Lay out as a Markdown table the lines of the material starting with the line that contains "appointment-place: 1. Etage, Sitzungssaal" and going on through the line that contains "document-title: Beschluss xyxy=(263,212,332,229)", skipping blank lines. Use two columns, "Row" for the row number and "Text" for the line.

** start of Exercise input **

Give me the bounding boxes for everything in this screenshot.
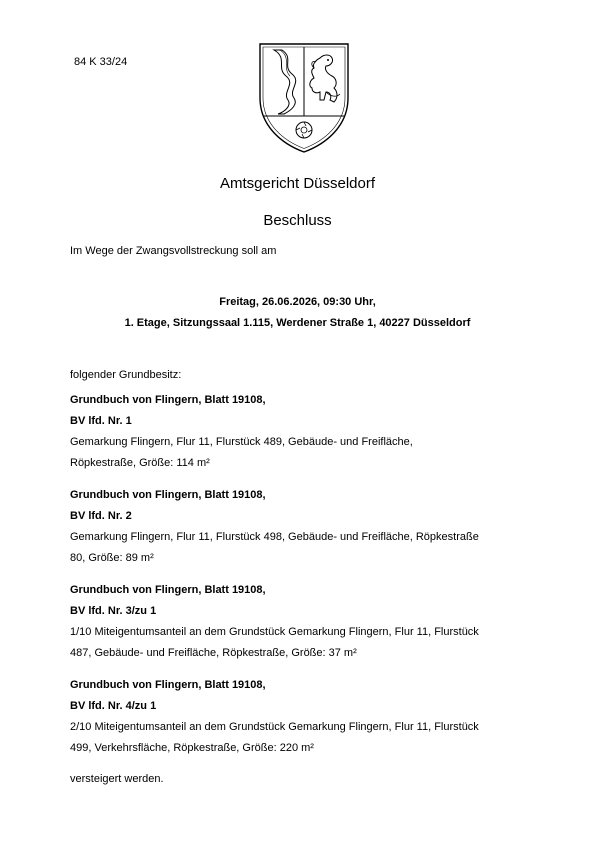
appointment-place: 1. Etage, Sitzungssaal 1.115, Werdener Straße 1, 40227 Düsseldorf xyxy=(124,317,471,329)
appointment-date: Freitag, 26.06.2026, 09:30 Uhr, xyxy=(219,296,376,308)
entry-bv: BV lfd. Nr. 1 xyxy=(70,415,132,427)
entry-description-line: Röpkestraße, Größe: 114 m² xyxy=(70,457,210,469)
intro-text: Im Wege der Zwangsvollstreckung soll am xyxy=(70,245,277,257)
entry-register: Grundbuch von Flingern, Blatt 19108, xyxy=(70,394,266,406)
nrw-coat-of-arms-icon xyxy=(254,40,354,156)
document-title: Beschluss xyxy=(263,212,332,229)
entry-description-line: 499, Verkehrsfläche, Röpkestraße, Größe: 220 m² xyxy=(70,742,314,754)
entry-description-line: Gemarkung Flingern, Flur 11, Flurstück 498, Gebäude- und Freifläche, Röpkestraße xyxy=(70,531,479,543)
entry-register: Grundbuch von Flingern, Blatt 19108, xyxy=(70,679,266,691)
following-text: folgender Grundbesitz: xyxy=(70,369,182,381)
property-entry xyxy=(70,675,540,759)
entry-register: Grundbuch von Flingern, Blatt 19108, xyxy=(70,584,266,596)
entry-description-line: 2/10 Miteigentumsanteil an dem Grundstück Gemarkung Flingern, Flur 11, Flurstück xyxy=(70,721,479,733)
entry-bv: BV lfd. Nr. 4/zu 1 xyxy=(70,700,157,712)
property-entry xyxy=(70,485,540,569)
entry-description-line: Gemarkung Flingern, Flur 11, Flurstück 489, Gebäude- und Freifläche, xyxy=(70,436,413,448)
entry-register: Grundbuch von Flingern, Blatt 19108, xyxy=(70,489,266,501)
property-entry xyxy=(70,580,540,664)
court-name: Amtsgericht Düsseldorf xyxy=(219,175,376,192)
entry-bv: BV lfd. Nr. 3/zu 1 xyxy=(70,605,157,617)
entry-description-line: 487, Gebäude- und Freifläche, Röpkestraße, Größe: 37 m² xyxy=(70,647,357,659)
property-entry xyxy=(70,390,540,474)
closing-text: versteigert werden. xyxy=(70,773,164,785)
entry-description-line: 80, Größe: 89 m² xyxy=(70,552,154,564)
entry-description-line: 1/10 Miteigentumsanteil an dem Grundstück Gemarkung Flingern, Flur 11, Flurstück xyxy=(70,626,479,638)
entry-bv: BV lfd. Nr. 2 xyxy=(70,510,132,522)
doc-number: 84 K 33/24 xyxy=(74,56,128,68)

** end of Exercise input **
** start of Exercise input **

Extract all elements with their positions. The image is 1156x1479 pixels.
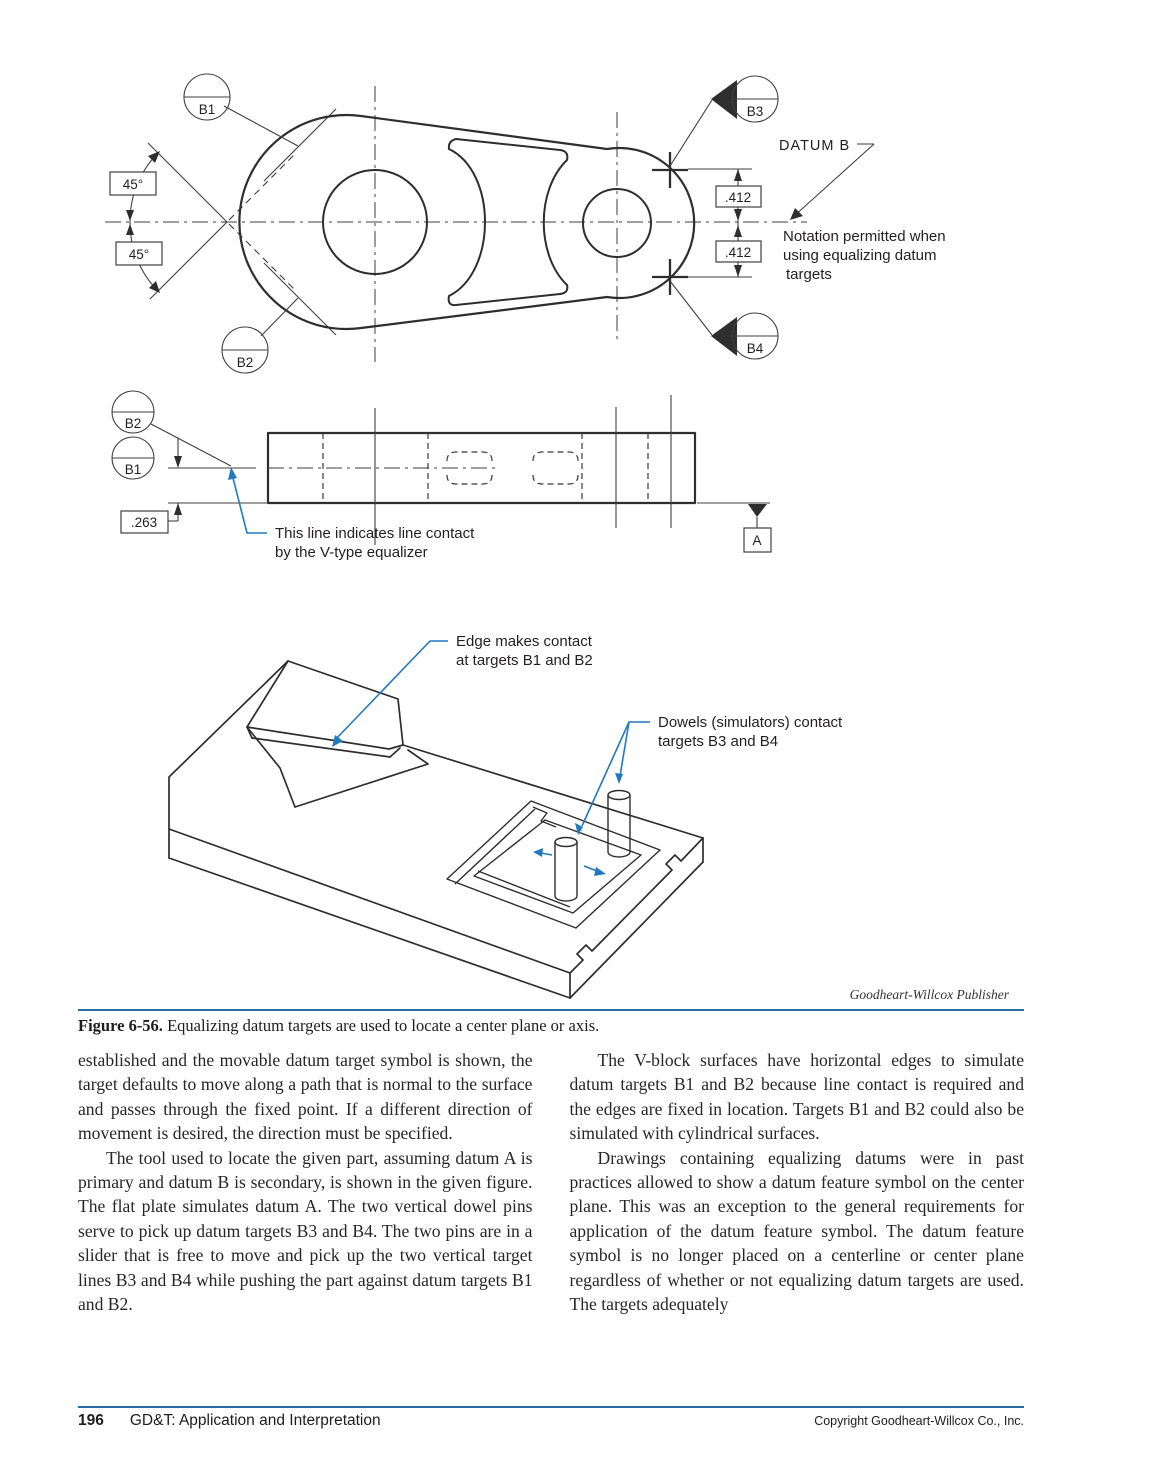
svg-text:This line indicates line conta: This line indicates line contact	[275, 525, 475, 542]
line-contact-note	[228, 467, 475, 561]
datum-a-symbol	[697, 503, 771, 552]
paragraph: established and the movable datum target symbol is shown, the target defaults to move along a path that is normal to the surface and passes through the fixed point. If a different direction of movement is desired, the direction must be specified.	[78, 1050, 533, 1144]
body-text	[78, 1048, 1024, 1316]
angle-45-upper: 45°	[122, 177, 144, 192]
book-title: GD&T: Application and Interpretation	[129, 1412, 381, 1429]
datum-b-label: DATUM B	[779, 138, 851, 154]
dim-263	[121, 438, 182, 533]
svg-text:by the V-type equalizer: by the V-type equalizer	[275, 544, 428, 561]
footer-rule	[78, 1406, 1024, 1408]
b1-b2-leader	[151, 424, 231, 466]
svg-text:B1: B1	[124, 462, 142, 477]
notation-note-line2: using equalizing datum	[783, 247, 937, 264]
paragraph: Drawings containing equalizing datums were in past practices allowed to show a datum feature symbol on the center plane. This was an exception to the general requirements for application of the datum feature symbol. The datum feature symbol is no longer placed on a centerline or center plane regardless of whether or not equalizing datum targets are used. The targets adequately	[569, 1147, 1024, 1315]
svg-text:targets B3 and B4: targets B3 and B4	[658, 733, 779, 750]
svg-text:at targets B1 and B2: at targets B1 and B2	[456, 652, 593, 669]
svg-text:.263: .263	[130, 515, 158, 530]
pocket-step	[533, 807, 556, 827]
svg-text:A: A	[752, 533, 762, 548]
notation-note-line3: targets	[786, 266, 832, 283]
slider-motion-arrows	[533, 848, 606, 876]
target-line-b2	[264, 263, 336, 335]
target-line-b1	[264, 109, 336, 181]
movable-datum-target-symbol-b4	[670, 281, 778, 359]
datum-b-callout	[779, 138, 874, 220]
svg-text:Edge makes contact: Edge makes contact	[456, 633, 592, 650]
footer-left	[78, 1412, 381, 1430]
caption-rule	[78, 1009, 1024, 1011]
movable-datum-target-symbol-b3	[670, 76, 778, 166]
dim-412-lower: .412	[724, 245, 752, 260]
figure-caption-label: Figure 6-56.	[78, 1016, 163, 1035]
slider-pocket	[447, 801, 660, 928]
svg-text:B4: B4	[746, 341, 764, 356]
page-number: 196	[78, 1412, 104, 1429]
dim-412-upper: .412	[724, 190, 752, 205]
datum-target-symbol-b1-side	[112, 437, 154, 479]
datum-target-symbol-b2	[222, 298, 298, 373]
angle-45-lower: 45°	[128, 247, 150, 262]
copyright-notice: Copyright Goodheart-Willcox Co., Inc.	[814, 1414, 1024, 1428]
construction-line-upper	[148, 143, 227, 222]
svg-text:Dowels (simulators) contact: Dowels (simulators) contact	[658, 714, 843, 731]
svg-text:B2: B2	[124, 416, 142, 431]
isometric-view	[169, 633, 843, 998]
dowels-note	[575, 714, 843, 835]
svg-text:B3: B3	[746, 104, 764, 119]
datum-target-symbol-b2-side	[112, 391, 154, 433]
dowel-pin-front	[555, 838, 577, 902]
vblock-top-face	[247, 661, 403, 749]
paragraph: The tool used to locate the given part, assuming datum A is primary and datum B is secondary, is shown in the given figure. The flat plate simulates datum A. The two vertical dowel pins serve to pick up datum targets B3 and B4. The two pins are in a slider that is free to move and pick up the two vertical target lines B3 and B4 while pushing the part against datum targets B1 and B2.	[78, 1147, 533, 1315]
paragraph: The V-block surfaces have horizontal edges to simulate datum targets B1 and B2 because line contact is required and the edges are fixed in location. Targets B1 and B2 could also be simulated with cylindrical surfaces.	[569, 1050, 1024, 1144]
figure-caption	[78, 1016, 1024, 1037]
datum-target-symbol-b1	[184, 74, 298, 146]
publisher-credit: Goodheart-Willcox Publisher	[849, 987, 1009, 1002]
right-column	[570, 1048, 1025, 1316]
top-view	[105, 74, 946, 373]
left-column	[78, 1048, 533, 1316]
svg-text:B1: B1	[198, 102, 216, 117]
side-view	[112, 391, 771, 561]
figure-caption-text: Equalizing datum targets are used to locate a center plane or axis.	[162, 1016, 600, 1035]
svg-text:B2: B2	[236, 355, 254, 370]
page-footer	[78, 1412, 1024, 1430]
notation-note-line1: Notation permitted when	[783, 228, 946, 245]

** end of Exercise input **

**The completed task**
| Row | Text |
|---|---|
| 1 | appointment-place: 1. Etage, Sitzungssaal 1.115, Werdener Straße 1, 40227 Düsseldorf xyxy=(124,317,471,329) |
| 2 | appointment-date: Freitag, 26.06.2026, 09:30 Uhr, xyxy=(219,296,376,308) |
| 3 | entry-bv: BV lfd. Nr. 1 xyxy=(70,415,132,427) |
| 4 | entry-description-line: Röpkestraße, Größe: 114 m² xyxy=(70,457,210,469) |
| 5 | intro-text: Im Wege der Zwangsvollstreckung soll am xyxy=(70,245,277,257) |
| 6 | entry-register: Grundbuch von Flingern, Blatt 19108, xyxy=(70,394,266,406) |
| 7 | nrw-coat-of-arms-icon xyxy=(254,40,354,156) |
| 8 | document-title: Beschluss xyxy=(263,212,332,229) |